§ **INSTRUCTIONS FOR THE TASK**
Transcribe all of the material exactly. Any picture in it should be left out.
— Start ENTRIES SUPPLIED —
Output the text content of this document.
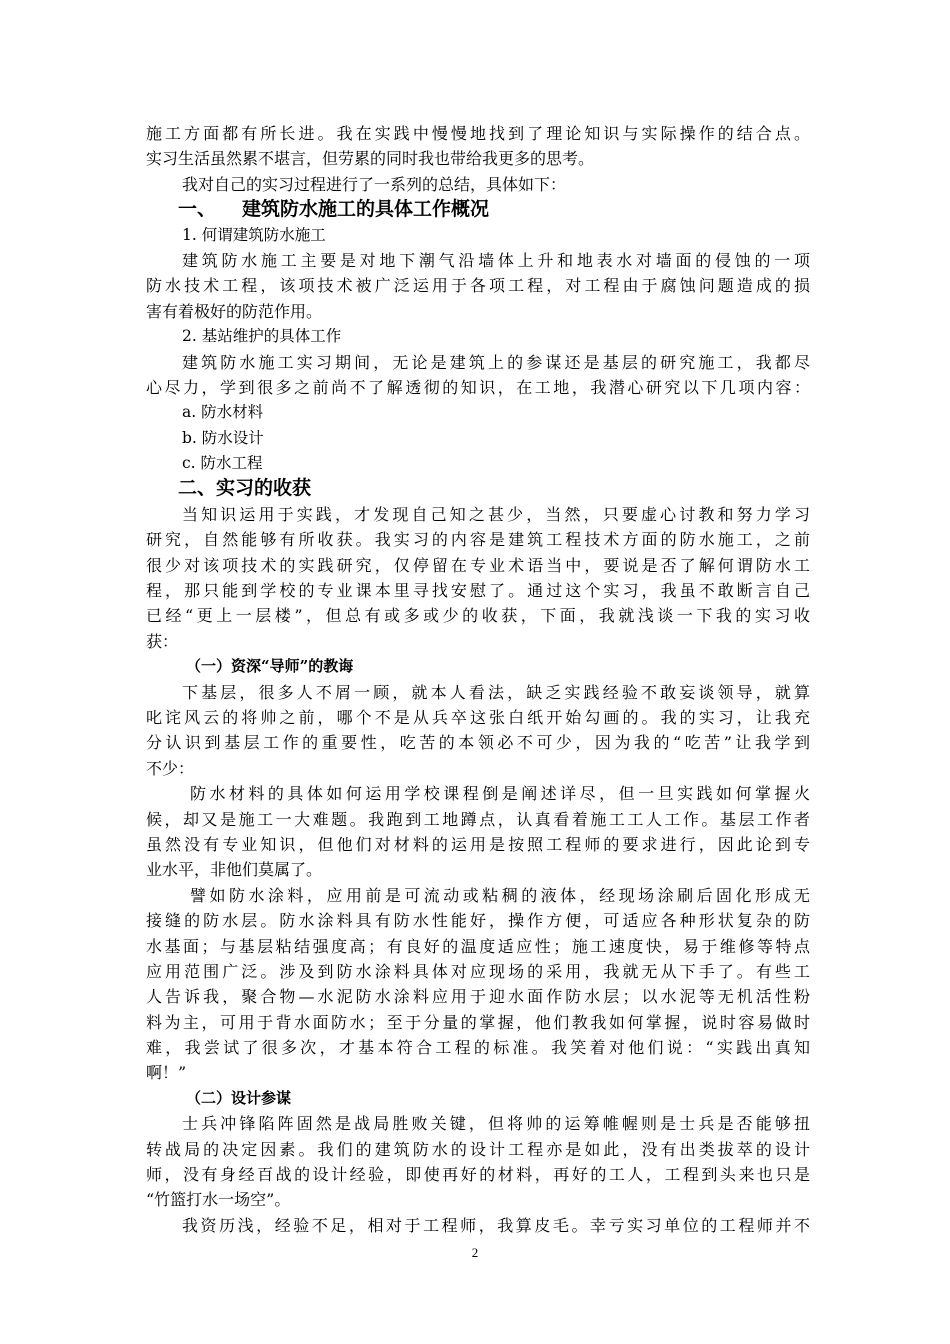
施工方面都有所长进。我在实践中慢慢地找到了理论知识与实际操作的结合点。
实习生活虽然累不堪言，但劳累的同时我也带给我更多的思考。
我对自己的实习过程进行了一系列的总结，具体如下：
一、 建筑防水施工的具体工作概况
1. 何谓建筑防水施工
建筑防水施工主要是对地下潮气沿墙体上升和地表水对墙面的侵蚀的一项
防水技术工程，该项技术被广泛运用于各项工程，对工程由于腐蚀问题造成的损
害有着极好的防范作用。
2. 基站维护的具体工作
建筑防水施工实习期间，无论是建筑上的参谋还是基层的研究施工，我都尽
心尽力，学到很多之前尚不了解透彻的知识，在工地，我潜心研究以下几项内容：
a. 防水材料
b. 防水设计
c. 防水工程
二、实习的收获
当知识运用于实践，才发现自己知之甚少，当然，只要虚心讨教和努力学习
研究，自然能够有所收获。我实习的内容是建筑工程技术方面的防水施工，之前
很少对该项技术的实践研究，仅停留在专业术语当中，要说是否了解何谓防水工
程，那只能到学校的专业课本里寻找安慰了。通过这个实习，我虽不敢断言自己
已经“更上一层楼”，但总有或多或少的收获，下面，我就浅谈一下我的实习收
获：
（一）资深“导师”的教诲
下基层，很多人不屑一顾，就本人看法，缺乏实践经验不敢妄谈领导，就算
叱诧风云的将帅之前，哪个不是从兵卒这张白纸开始勾画的。我的实习，让我充
分认识到基层工作的重要性，吃苦的本领必不可少，因为我的“吃苦”让我学到
不少：
防水材料的具体如何运用学校课程倒是阐述详尽，但一旦实践如何掌握火
候，却又是施工一大难题。我跑到工地蹲点，认真看着施工工人工作。基层工作者
虽然没有专业知识，但他们对材料的运用是按照工程师的要求进行，因此论到专
业水平，非他们莫属了。
譬如防水涂料，应用前是可流动或粘稠的液体，经现场涂刷后固化形成无
接缝的防水层。防水涂料具有防水性能好，操作方便，可适应各种形状复杂的防
水基面；与基层粘结强度高；有良好的温度适应性；施工速度快，易于维修等特点
应用范围广泛。涉及到防水涂料具体对应现场的采用，我就无从下手了。有些工
人告诉我，聚合物—水泥防水涂料应用于迎水面作防水层；以水泥等无机活性粉
料为主，可用于背水面防水；至于分量的掌握，他们教我如何掌握，说时容易做时
难，我尝试了很多次，才基本符合工程的标准。我笑着对他们说：“实践出真知
啊！”
（二）设计参谋
士兵冲锋陷阵固然是战局胜败关键，但将帅的运筹帷幄则是士兵是否能够扭
转战局的决定因素。我们的建筑防水的设计工程亦是如此，没有出类拔萃的设计
师，没有身经百战的设计经验，即使再好的材料，再好的工人，工程到头来也只是
“竹篮打水一场空”。
我资历浅，经验不足，相对于工程师，我算皮毛。幸亏实习单位的工程师并不
2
— End ENTRIES SUPPLIED —
§ **THE RESULT**
Output the text content of this document.
施工方面都有所长进。我在实践中慢慢地找到了理论知识与实际操作的结合点。
实习生活虽然累不堪言，但劳累的同时我也带给我更多的思考。
我对自己的实习过程进行了一系列的总结，具体如下：
一、 建筑防水施工的具体工作概况
1. 何谓建筑防水施工
建筑防水施工主要是对地下潮气沿墙体上升和地表水对墙面的侵蚀的一项
防水技术工程，该项技术被广泛运用于各项工程，对工程由于腐蚀问题造成的损
害有着极好的防范作用。
2. 基站维护的具体工作
建筑防水施工实习期间，无论是建筑上的参谋还是基层的研究施工，我都尽
心尽力，学到很多之前尚不了解透彻的知识，在工地，我潜心研究以下几项内容：
a. 防水材料
b. 防水设计
c. 防水工程
二、实习的收获
当知识运用于实践，才发现自己知之甚少，当然，只要虚心讨教和努力学习
研究，自然能够有所收获。我实习的内容是建筑工程技术方面的防水施工，之前
很少对该项技术的实践研究，仅停留在专业术语当中，要说是否了解何谓防水工
程，那只能到学校的专业课本里寻找安慰了。通过这个实习，我虽不敢断言自己
已经“更上一层楼”，但总有或多或少的收获，下面，我就浅谈一下我的实习收
获：
（一）资深“导师”的教诲
下基层，很多人不屑一顾，就本人看法，缺乏实践经验不敢妄谈领导，就算
叱诧风云的将帅之前，哪个不是从兵卒这张白纸开始勾画的。我的实习，让我充
分认识到基层工作的重要性，吃苦的本领必不可少，因为我的“吃苦”让我学到
不少：
防水材料的具体如何运用学校课程倒是阐述详尽，但一旦实践如何掌握火
候，却又是施工一大难题。我跑到工地蹲点，认真看着施工工人工作。基层工作者
虽然没有专业知识，但他们对材料的运用是按照工程师的要求进行，因此论到专
业水平，非他们莫属了。
譬如防水涂料，应用前是可流动或粘稠的液体，经现场涂刷后固化形成无
接缝的防水层。防水涂料具有防水性能好，操作方便，可适应各种形状复杂的防
水基面；与基层粘结强度高；有良好的温度适应性；施工速度快，易于维修等特点
应用范围广泛。涉及到防水涂料具体对应现场的采用，我就无从下手了。有些工
人告诉我，聚合物—水泥防水涂料应用于迎水面作防水层；以水泥等无机活性粉
料为主，可用于背水面防水；至于分量的掌握，他们教我如何掌握，说时容易做时
难，我尝试了很多次，才基本符合工程的标准。我笑着对他们说：“实践出真知
啊！”
（二）设计参谋
士兵冲锋陷阵固然是战局胜败关键，但将帅的运筹帷幄则是士兵是否能够扭
转战局的决定因素。我们的建筑防水的设计工程亦是如此，没有出类拔萃的设计
师，没有身经百战的设计经验，即使再好的材料，再好的工人，工程到头来也只是
“竹篮打水一场空”。
我资历浅，经验不足，相对于工程师，我算皮毛。幸亏实习单位的工程师并不
2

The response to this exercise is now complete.